* _Supplied material_
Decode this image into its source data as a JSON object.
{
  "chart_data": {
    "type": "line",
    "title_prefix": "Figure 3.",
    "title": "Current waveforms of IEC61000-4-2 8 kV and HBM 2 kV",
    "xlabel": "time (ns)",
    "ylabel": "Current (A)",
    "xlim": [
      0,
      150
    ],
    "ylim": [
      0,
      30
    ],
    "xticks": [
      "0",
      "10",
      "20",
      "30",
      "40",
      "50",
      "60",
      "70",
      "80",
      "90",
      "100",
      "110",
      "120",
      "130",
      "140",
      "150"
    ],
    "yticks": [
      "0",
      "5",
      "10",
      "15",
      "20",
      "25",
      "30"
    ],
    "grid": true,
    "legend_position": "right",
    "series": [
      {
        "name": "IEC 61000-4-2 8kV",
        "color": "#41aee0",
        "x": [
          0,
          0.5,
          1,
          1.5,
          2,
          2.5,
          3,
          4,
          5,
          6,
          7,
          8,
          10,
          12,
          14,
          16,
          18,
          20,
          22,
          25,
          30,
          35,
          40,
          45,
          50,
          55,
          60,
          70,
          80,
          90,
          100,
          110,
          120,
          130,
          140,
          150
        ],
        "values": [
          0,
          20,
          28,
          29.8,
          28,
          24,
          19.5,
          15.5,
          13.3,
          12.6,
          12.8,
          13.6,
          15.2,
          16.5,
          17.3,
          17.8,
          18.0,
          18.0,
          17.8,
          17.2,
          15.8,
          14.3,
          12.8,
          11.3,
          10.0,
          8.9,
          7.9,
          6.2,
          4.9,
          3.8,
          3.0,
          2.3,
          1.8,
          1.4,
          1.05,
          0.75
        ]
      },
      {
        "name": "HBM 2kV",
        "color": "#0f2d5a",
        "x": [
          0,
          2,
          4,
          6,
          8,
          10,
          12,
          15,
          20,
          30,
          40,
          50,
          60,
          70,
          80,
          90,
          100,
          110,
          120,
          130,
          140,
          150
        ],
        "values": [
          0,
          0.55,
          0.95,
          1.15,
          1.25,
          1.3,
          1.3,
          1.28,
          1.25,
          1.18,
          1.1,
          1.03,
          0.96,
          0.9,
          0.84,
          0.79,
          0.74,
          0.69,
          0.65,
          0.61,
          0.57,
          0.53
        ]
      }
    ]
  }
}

* _Stated task_
The records above should be restated word for word, please.

* _Written solution_
Decode this image into its source data as a JSON object.
{
  "chart_data": {
    "type": "line",
    "title_prefix": "Figure 3.",
    "title": "Current waveforms of IEC61000-4-2 8 kV and HBM 2 kV",
    "xlabel": "time (ns)",
    "ylabel": "Current (A)",
    "xlim": [
      0,
      150
    ],
    "ylim": [
      0,
      30
    ],
    "xticks": [
      "0",
      "10",
      "20",
      "30",
      "40",
      "50",
      "60",
      "70",
      "80",
      "90",
      "100",
      "110",
      "120",
      "130",
      "140",
      "150"
    ],
    "yticks": [
      "0",
      "5",
      "10",
      "15",
      "20",
      "25",
      "30"
    ],
    "grid": true,
    "legend_position": "right",
    "series": [
      {
        "name": "IEC 61000-4-2 8kV",
        "color": "#41aee0",
        "x": [
          0,
          0.5,
          1,
          1.5,
          2,
          2.5,
          3,
          4,
          5,
          6,
          7,
          8,
          10,
          12,
          14,
          16,
          18,
          20,
          22,
          25,
          30,
          35,
          40,
          45,
          50,
          55,
          60,
          70,
          80,
          90,
          100,
          110,
          120,
          130,
          140,
          150
        ],
        "values": [
          0,
          20,
          28,
          29.8,
          28,
          24,
          19.5,
          15.5,
          13.3,
          12.6,
          12.8,
          13.6,
          15.2,
          16.5,
          17.3,
          17.8,
          18.0,
          18.0,
          17.8,
          17.2,
          15.8,
          14.3,
          12.8,
          11.3,
          10.0,
          8.9,
          7.9,
          6.2,
          4.9,
          3.8,
          3.0,
          2.3,
          1.8,
          1.4,
          1.05,
          0.75
        ]
      },
      {
        "name": "HBM 2kV",
        "color": "#0f2d5a",
        "x": [
          0,
          2,
          4,
          6,
          8,
          10,
          12,
          15,
          20,
          30,
          40,
          50,
          60,
          70,
          80,
          90,
          100,
          110,
          120,
          130,
          140,
          150
        ],
        "values": [
          0,
          0.55,
          0.95,
          1.15,
          1.25,
          1.3,
          1.3,
          1.28,
          1.25,
          1.18,
          1.1,
          1.03,
          0.96,
          0.9,
          0.84,
          0.79,
          0.74,
          0.69,
          0.65,
          0.61,
          0.57,
          0.53
        ]
      }
    ]
  }
}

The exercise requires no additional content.